*Task brief*: Take each line that has the word "Consulta" and return it.
___
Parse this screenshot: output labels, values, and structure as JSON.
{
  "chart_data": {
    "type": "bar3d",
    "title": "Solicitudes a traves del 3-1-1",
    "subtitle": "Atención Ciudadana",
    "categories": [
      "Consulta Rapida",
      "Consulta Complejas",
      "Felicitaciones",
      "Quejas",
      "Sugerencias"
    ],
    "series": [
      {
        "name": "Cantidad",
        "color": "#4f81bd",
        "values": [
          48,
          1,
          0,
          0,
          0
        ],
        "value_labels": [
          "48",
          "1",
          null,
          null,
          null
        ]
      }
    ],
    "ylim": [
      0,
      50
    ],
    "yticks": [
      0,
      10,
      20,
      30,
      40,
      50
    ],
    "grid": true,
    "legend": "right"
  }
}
___
*Solved exercise*:
      "Consulta Rapida",
      "Consulta Complejas",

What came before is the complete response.